**GOAL:**
Output every line of the material exactly, omitting images.

**DATASET RECORDS:**

——

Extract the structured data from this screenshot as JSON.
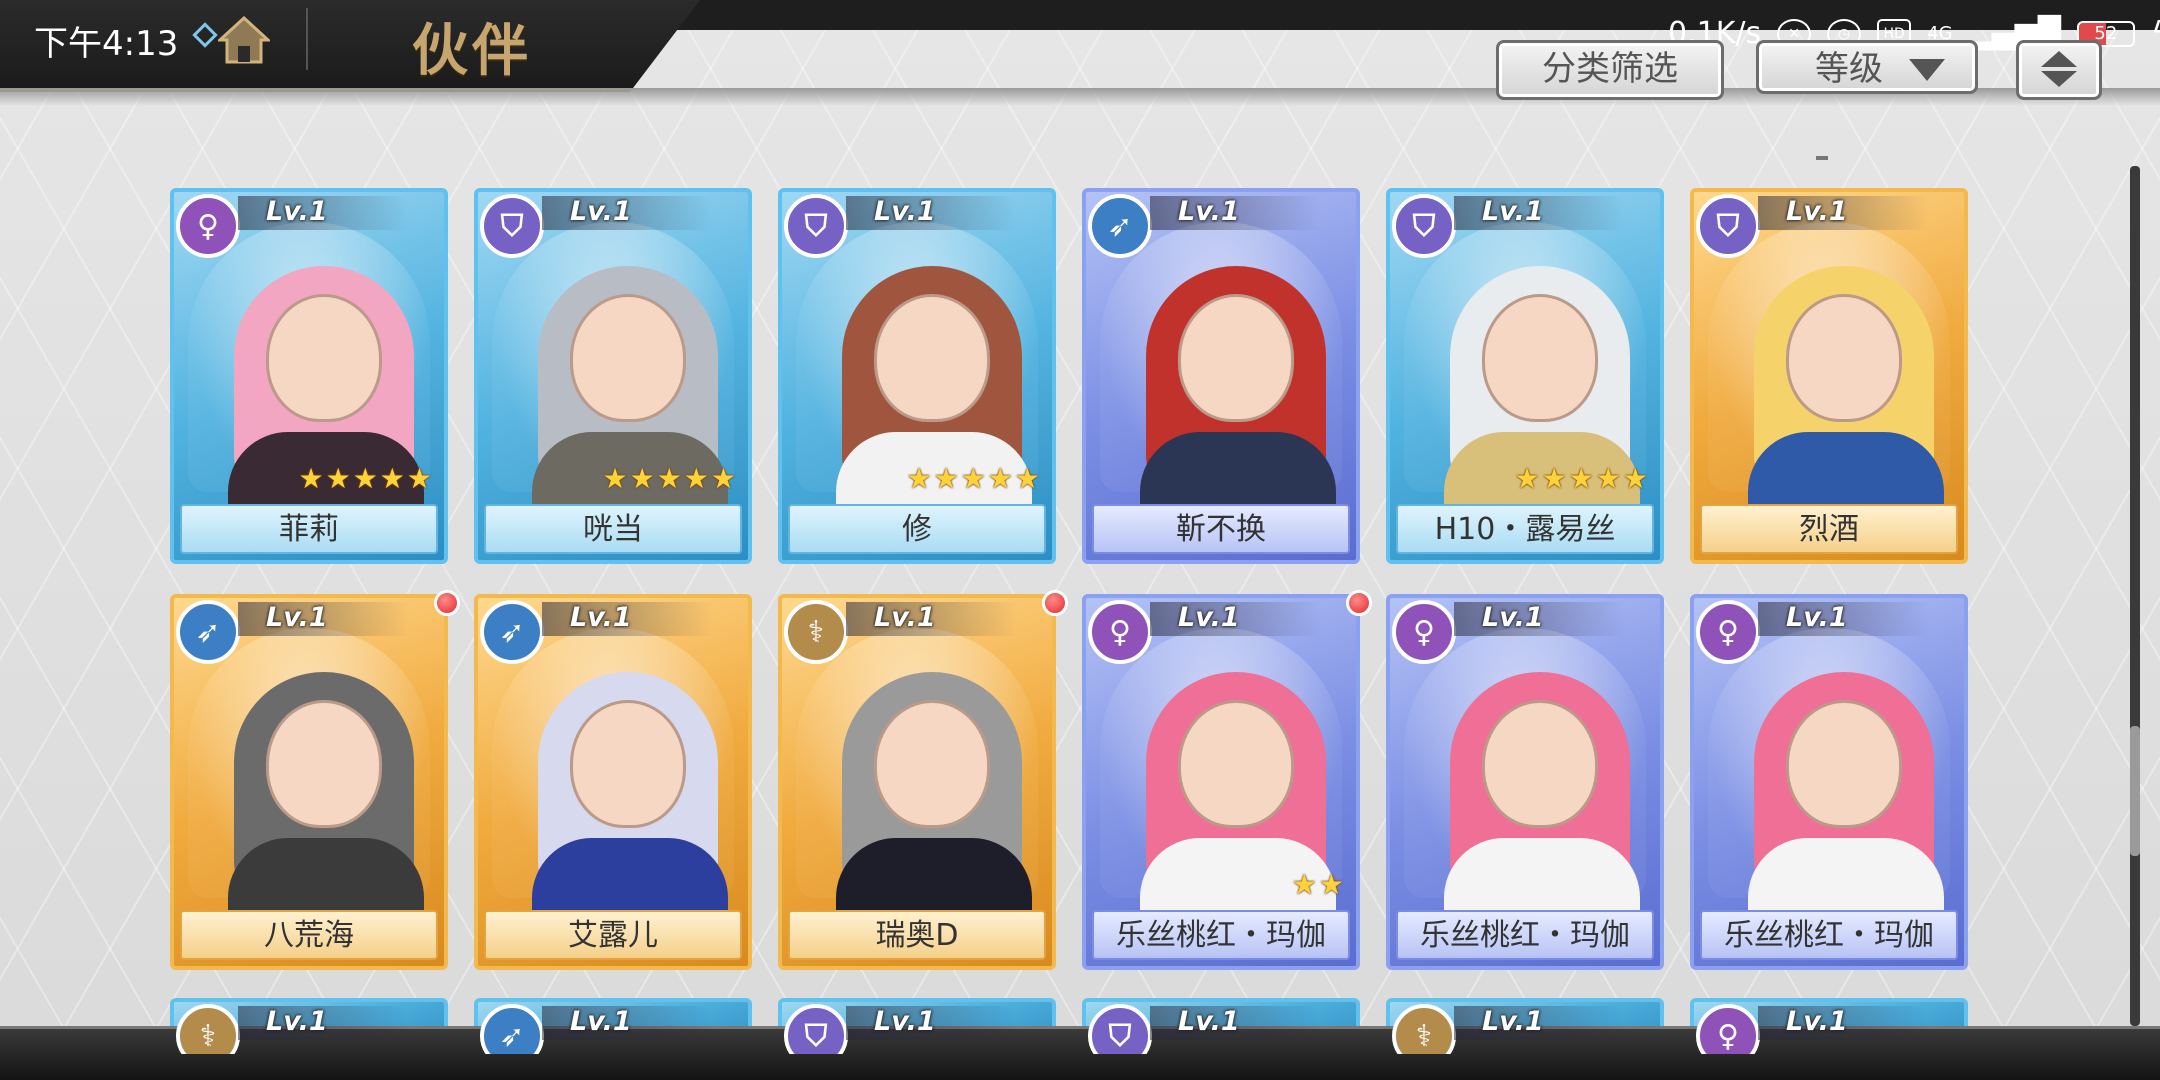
{
  "status_bar": {
    "time": "下午4:13",
    "network_speed": "0.1K/s",
    "hd_label": "HD",
    "signal_label": "4G",
    "battery": "52"
  },
  "header": {
    "title": "伙伴",
    "home_icon": "home-icon",
    "filter_label": "分类筛选",
    "sort_label": "等级",
    "sort_order_icon": "sort-order-icon"
  },
  "partners": [
    {
      "name": "菲莉",
      "level": "Lv.1",
      "frame": "blue",
      "class_icon": "sigil-icon",
      "stars": 5,
      "stars_text": "★★★★★",
      "has_new": false,
      "hair": "#f2a6c2",
      "outfit": "#3a2a33"
    },
    {
      "name": "咣当",
      "level": "Lv.1",
      "frame": "blue",
      "class_icon": "shield-icon",
      "stars": 5,
      "stars_text": "★★★★★",
      "has_new": false,
      "hair": "#b8bcc4",
      "outfit": "#6d6a62"
    },
    {
      "name": "修",
      "level": "Lv.1",
      "frame": "blue",
      "class_icon": "shield-icon",
      "stars": 5,
      "stars_text": "★★★★★",
      "has_new": false,
      "hair": "#a0553e",
      "outfit": "#f2f2f2"
    },
    {
      "name": "靳不换",
      "level": "Lv.1",
      "frame": "purple",
      "class_icon": "bow-icon",
      "stars": 0,
      "stars_text": "",
      "has_new": false,
      "hair": "#c0322b",
      "outfit": "#2b3554"
    },
    {
      "name": "H10・露易丝",
      "level": "Lv.1",
      "frame": "blue",
      "class_icon": "shield-icon",
      "stars": 5,
      "stars_text": "★★★★★",
      "has_new": false,
      "hair": "#e9ecef",
      "outfit": "#d9c07a"
    },
    {
      "name": "烈酒",
      "level": "Lv.1",
      "frame": "gold",
      "class_icon": "shield-icon",
      "stars": 0,
      "stars_text": "",
      "has_new": false,
      "hair": "#f6d36a",
      "outfit": "#2e5aa8"
    },
    {
      "name": "八荒海",
      "level": "Lv.1",
      "frame": "gold",
      "class_icon": "bow-icon",
      "stars": 0,
      "stars_text": "",
      "has_new": true,
      "hair": "#6b6b6b",
      "outfit": "#3b3b3b"
    },
    {
      "name": "艾露儿",
      "level": "Lv.1",
      "frame": "gold",
      "class_icon": "bow-icon",
      "stars": 0,
      "stars_text": "",
      "has_new": false,
      "hair": "#d7d9ee",
      "outfit": "#2c3f9e"
    },
    {
      "name": "瑞奥D",
      "level": "Lv.1",
      "frame": "gold",
      "class_icon": "staff-icon",
      "stars": 0,
      "stars_text": "",
      "has_new": true,
      "hair": "#9a9a9a",
      "outfit": "#1e1e2a"
    },
    {
      "name": "乐丝桃红・玛伽",
      "level": "Lv.1",
      "frame": "purple",
      "class_icon": "sigil-icon",
      "stars": 2,
      "stars_text": "★★",
      "has_new": true,
      "hair": "#ef6f97",
      "outfit": "#f4f4f4"
    },
    {
      "name": "乐丝桃红・玛伽",
      "level": "Lv.1",
      "frame": "purple",
      "class_icon": "sigil-icon",
      "stars": 0,
      "stars_text": "",
      "has_new": false,
      "hair": "#ef6f97",
      "outfit": "#f4f4f4"
    },
    {
      "name": "乐丝桃红・玛伽",
      "level": "Lv.1",
      "frame": "purple",
      "class_icon": "sigil-icon",
      "stars": 0,
      "stars_text": "",
      "has_new": false,
      "hair": "#ef6f97",
      "outfit": "#f4f4f4"
    }
  ],
  "partial_row": [
    {
      "level": "Lv.1",
      "frame": "blue",
      "class_icon": "staff-icon"
    },
    {
      "level": "Lv.1",
      "frame": "blue",
      "class_icon": "bow-icon"
    },
    {
      "level": "Lv.1",
      "frame": "blue",
      "class_icon": "shield-icon"
    },
    {
      "level": "Lv.1",
      "frame": "blue",
      "class_icon": "shield-icon"
    },
    {
      "level": "Lv.1",
      "frame": "blue",
      "class_icon": "staff-icon"
    },
    {
      "level": "Lv.1",
      "frame": "blue",
      "class_icon": "sigil-icon"
    }
  ]
}
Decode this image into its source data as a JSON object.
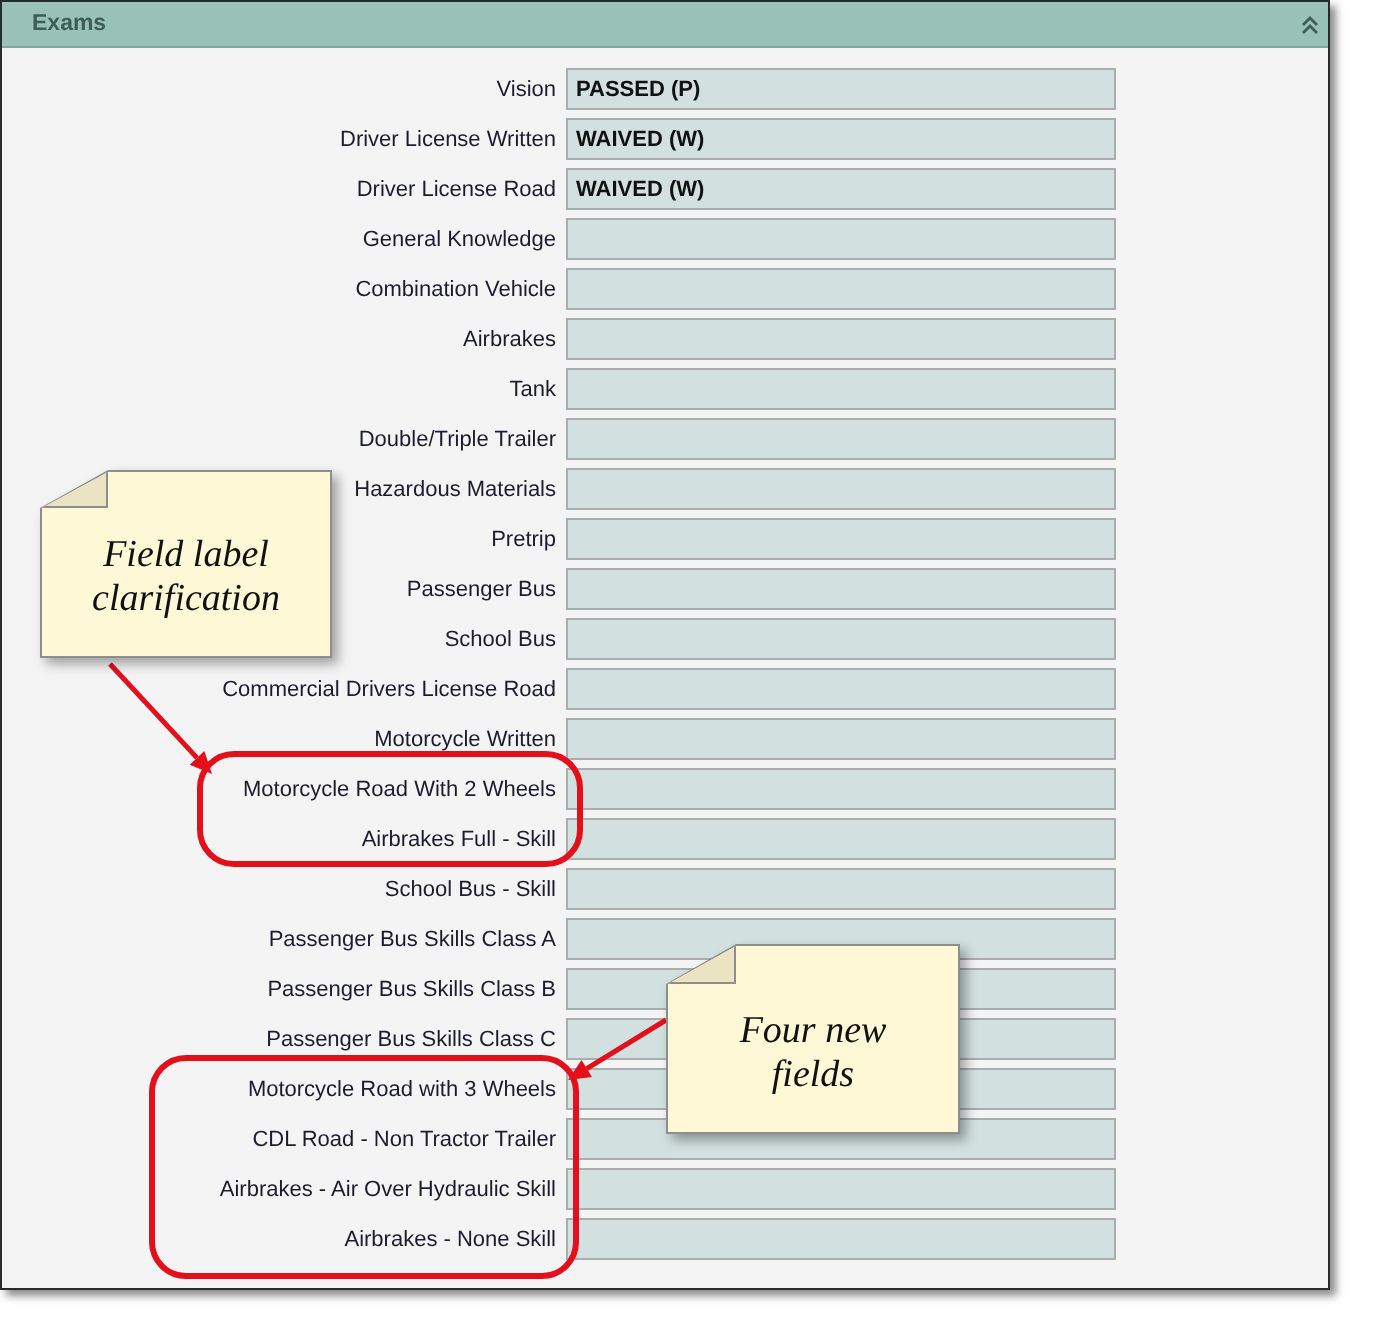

——

**ANSWER:**
Extract the structured data from this screenshot as JSON.
{
  "status_bar": {
    "time": "下午4:13",
    "network_speed": "0.1K/s",
    "hd_label": "HD",
    "signal_label": "4G",
    "battery": "52"
  },
  "header": {
    "title": "伙伴",
    "home_icon": "home-icon",
    "filter_label": "分类筛选",
    "sort_label": "等级",
    "sort_order_icon": "sort-order-icon"
  },
  "partners": [
    {
      "name": "菲莉",
      "level": "Lv.1",
      "frame": "blue",
      "class_icon": "sigil-icon",
      "stars": 5,
      "stars_text": "★★★★★",
      "has_new": false,
      "hair": "#f2a6c2",
      "outfit": "#3a2a33"
    },
    {
      "name": "咣当",
      "level": "Lv.1",
      "frame": "blue",
      "class_icon": "shield-icon",
      "stars": 5,
      "stars_text": "★★★★★",
      "has_new": false,
      "hair": "#b8bcc4",
      "outfit": "#6d6a62"
    },
    {
      "name": "修",
      "level": "Lv.1",
      "frame": "blue",
      "class_icon": "shield-icon",
      "stars": 5,
      "stars_text": "★★★★★",
      "has_new": false,
      "hair": "#a0553e",
      "outfit": "#f2f2f2"
    },
    {
      "name": "靳不换",
      "level": "Lv.1",
      "frame": "purple",
      "class_icon": "bow-icon",
      "stars": 0,
      "stars_text": "",
      "has_new": false,
      "hair": "#c0322b",
      "outfit": "#2b3554"
    },
    {
      "name": "H10・露易丝",
      "level": "Lv.1",
      "frame": "blue",
      "class_icon": "shield-icon",
      "stars": 5,
      "stars_text": "★★★★★",
      "has_new": false,
      "hair": "#e9ecef",
      "outfit": "#d9c07a"
    },
    {
      "name": "烈酒",
      "level": "Lv.1",
      "frame": "gold",
      "class_icon": "shield-icon",
      "stars": 0,
      "stars_text": "",
      "has_new": false,
      "hair": "#f6d36a",
      "outfit": "#2e5aa8"
    },
    {
      "name": "八荒海",
      "level": "Lv.1",
      "frame": "gold",
      "class_icon": "bow-icon",
      "stars": 0,
      "stars_text": "",
      "has_new": true,
      "hair": "#6b6b6b",
      "outfit": "#3b3b3b"
    },
    {
      "name": "艾露儿",
      "level": "Lv.1",
      "frame": "gold",
      "class_icon": "bow-icon",
      "stars": 0,
      "stars_text": "",
      "has_new": false,
      "hair": "#d7d9ee",
      "outfit": "#2c3f9e"
    },
    {
      "name": "瑞奥D",
      "level": "Lv.1",
      "frame": "gold",
      "class_icon": "staff-icon",
      "stars": 0,
      "stars_text": "",
      "has_new": true,
      "hair": "#9a9a9a",
      "outfit": "#1e1e2a"
    },
    {
      "name": "乐丝桃红・玛伽",
      "level": "Lv.1",
      "frame": "purple",
      "class_icon": "sigil-icon",
      "stars": 2,
      "stars_text": "★★",
      "has_new": true,
      "hair": "#ef6f97",
      "outfit": "#f4f4f4"
    },
    {
      "name": "乐丝桃红・玛伽",
      "level": "Lv.1",
      "frame": "purple",
      "class_icon": "sigil-icon",
      "stars": 0,
      "stars_text": "",
      "has_new": false,
      "hair": "#ef6f97",
      "outfit": "#f4f4f4"
    },
    {
      "name": "乐丝桃红・玛伽",
      "level": "Lv.1",
      "frame": "purple",
      "class_icon": "sigil-icon",
      "stars": 0,
      "stars_text": "",
      "has_new": false,
      "hair": "#ef6f97",
      "outfit": "#f4f4f4"
    }
  ],
  "partial_row": [
    {
      "level": "Lv.1",
      "frame": "blue",
      "class_icon": "staff-icon"
    },
    {
      "level": "Lv.1",
      "frame": "blue",
      "class_icon": "bow-icon"
    },
    {
      "level": "Lv.1",
      "frame": "blue",
      "class_icon": "shield-icon"
    },
    {
      "level": "Lv.1",
      "frame": "blue",
      "class_icon": "shield-icon"
    },
    {
      "level": "Lv.1",
      "frame": "blue",
      "class_icon": "staff-icon"
    },
    {
      "level": "Lv.1",
      "frame": "blue",
      "class_icon": "sigil-icon"
    }
  ]
}
Decode this image into its source data as a JSON object.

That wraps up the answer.